- **TASK STATEMENT**
Locate the lines that hold the string "screenshot". Copy every such line.

>> start RECORDS PROVIDED

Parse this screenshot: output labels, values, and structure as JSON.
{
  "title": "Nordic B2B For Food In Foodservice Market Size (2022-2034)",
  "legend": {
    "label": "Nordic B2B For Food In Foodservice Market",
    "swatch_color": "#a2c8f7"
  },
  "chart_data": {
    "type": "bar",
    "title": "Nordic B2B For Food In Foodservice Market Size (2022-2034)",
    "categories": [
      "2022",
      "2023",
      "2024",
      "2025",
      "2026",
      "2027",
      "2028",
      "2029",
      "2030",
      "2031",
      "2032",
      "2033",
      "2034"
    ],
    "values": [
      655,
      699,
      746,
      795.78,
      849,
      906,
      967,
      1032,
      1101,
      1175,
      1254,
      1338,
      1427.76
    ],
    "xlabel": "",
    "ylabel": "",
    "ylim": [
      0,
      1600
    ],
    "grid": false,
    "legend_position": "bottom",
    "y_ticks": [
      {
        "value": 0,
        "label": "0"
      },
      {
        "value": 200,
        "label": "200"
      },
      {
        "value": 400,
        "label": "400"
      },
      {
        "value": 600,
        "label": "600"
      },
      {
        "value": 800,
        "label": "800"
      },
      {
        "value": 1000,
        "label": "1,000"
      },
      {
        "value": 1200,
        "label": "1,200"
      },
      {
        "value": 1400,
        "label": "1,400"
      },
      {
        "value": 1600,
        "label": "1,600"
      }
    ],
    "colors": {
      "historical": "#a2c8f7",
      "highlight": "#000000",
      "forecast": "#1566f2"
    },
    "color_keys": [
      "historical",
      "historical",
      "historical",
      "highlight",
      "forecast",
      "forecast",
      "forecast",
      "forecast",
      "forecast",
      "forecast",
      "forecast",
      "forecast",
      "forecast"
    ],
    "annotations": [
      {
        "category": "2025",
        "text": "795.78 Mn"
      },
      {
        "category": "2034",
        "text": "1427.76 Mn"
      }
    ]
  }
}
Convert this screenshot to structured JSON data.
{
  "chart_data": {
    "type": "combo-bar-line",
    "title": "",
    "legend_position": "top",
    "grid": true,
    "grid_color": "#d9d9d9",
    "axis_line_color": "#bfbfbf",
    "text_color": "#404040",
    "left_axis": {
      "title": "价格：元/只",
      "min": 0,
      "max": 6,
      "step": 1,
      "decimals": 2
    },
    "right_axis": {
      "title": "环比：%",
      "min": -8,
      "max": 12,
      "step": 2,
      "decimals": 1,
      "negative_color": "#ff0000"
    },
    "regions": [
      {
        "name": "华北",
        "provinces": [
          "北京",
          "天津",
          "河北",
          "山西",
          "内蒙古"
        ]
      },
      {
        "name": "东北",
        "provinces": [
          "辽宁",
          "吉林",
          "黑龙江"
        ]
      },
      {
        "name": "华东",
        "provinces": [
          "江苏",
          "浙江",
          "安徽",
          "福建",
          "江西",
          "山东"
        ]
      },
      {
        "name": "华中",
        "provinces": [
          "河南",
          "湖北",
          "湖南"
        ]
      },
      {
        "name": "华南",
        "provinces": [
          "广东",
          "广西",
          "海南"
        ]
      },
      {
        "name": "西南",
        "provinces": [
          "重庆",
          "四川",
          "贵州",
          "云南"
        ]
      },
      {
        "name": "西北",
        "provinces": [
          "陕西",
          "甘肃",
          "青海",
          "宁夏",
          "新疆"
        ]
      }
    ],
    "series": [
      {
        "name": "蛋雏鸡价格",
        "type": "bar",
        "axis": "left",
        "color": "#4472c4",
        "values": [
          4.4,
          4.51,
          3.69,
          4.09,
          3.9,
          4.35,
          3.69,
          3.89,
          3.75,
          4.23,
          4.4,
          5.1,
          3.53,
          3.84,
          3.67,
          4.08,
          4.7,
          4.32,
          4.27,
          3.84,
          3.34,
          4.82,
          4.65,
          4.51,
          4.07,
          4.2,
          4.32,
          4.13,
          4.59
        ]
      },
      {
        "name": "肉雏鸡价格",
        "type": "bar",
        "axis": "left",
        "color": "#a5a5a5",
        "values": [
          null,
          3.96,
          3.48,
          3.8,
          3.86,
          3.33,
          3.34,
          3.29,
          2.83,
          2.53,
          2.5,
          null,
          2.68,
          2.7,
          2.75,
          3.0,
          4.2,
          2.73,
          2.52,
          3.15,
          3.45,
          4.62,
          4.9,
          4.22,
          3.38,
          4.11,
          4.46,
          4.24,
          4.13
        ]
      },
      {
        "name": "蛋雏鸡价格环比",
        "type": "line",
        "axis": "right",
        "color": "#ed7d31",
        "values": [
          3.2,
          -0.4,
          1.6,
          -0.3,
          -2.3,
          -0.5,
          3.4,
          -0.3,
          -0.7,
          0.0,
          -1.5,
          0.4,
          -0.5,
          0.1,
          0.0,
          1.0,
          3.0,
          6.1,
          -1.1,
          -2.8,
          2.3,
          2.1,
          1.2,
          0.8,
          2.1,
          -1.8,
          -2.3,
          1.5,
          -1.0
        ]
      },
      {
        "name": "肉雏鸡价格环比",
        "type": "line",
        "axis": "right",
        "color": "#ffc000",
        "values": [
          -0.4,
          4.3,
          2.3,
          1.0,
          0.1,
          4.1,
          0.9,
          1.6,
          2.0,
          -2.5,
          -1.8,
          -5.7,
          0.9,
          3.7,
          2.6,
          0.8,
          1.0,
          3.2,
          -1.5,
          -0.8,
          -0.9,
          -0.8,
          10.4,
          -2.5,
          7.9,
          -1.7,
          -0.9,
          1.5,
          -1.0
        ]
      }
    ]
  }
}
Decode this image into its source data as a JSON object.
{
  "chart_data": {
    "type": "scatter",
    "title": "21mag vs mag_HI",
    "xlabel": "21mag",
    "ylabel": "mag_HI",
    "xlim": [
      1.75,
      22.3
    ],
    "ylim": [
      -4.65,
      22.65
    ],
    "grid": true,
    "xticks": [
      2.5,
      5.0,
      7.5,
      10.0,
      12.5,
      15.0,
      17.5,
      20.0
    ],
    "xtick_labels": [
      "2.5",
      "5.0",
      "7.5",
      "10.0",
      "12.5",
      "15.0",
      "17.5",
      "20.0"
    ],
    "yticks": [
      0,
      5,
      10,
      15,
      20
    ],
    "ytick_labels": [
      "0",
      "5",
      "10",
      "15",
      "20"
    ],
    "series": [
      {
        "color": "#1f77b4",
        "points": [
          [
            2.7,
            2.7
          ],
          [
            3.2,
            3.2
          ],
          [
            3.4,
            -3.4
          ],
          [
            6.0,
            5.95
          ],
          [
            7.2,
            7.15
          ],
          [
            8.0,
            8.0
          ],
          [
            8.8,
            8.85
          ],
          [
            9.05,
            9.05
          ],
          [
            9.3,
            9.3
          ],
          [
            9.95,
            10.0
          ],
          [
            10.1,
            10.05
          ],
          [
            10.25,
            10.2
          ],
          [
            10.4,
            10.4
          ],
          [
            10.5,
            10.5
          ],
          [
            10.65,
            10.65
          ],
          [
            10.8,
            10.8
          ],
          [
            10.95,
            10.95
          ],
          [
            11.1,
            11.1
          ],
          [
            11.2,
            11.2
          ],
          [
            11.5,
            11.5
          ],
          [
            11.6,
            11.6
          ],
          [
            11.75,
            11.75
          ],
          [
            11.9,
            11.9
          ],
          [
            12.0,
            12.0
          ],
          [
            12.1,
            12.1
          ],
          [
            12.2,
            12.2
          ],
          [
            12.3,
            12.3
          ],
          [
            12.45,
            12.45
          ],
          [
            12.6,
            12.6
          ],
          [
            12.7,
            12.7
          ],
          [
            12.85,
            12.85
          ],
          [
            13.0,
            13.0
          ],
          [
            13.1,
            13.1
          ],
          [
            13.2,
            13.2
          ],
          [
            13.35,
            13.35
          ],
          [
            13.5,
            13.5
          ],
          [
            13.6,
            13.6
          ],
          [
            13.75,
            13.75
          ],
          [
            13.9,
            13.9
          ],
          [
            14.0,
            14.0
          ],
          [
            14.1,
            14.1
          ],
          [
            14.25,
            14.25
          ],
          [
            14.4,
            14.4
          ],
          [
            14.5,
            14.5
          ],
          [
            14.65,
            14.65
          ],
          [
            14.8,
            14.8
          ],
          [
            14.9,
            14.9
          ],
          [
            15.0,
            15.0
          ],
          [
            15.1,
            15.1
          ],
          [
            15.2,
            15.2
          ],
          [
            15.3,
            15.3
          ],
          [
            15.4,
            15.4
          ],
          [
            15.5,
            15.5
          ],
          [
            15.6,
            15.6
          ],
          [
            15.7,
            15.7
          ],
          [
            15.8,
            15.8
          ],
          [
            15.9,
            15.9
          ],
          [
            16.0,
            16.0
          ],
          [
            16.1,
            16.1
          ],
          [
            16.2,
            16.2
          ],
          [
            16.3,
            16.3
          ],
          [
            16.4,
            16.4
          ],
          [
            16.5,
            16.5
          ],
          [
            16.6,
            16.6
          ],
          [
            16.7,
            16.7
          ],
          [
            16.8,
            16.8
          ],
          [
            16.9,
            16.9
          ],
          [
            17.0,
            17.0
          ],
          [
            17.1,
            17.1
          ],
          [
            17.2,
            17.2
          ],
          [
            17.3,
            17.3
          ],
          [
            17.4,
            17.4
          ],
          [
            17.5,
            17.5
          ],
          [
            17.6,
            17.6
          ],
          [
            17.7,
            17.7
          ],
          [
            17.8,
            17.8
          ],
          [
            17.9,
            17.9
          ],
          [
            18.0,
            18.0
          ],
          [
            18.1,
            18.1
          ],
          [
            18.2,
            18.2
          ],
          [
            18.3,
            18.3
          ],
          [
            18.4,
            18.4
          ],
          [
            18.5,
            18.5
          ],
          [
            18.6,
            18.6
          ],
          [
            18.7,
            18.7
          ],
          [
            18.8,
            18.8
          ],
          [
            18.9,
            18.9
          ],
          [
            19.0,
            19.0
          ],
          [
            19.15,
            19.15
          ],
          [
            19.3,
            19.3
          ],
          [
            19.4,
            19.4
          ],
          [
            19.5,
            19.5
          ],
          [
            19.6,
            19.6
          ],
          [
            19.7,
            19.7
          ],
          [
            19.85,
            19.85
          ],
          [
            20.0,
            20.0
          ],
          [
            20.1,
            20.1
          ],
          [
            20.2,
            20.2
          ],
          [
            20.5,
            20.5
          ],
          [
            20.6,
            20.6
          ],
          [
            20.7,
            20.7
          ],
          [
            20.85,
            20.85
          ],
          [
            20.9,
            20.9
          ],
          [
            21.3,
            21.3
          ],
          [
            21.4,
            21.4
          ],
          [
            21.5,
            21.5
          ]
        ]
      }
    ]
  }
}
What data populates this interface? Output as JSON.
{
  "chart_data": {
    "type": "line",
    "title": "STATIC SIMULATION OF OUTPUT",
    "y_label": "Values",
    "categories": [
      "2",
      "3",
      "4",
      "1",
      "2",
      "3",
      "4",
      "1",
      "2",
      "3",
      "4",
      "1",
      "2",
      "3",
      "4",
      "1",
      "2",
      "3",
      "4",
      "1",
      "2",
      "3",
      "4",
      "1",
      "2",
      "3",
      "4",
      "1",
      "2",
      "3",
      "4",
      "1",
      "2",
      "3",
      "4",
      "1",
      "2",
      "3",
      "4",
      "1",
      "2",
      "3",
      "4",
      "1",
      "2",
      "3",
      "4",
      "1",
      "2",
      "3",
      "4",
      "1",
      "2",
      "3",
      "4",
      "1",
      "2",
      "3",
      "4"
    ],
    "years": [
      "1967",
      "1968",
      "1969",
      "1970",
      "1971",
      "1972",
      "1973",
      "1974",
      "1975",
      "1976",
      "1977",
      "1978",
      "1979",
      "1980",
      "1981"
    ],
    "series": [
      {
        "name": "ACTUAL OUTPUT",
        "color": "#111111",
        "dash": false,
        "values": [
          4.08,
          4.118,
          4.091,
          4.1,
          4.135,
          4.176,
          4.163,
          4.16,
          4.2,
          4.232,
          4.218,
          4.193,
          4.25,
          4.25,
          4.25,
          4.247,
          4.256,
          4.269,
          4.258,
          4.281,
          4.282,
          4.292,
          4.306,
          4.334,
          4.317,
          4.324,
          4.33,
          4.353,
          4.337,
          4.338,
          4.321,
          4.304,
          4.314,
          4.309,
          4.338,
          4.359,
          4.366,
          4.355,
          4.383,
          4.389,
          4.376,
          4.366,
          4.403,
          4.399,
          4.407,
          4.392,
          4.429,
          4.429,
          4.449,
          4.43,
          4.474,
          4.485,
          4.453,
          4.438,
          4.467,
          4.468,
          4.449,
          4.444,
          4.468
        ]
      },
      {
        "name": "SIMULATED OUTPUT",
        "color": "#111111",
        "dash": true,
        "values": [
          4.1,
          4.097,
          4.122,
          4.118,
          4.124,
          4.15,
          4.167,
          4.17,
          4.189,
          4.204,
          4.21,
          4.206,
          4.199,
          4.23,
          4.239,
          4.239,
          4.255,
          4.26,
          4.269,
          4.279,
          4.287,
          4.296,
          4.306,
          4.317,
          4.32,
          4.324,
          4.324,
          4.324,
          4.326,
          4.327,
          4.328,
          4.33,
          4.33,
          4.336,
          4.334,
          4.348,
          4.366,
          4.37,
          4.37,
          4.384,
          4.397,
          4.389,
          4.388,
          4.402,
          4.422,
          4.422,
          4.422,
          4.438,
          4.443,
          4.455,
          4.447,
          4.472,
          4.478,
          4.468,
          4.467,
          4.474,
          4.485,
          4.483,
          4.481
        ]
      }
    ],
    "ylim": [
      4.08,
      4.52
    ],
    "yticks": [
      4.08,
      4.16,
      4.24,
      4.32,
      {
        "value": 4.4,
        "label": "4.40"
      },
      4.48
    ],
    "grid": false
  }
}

>> end RECORDS PROVIDED

- **RESULT OF THIS EXERCISE**
Parse this screenshot: output labels, values, and structure as JSON.
Convert this screenshot to structured JSON data.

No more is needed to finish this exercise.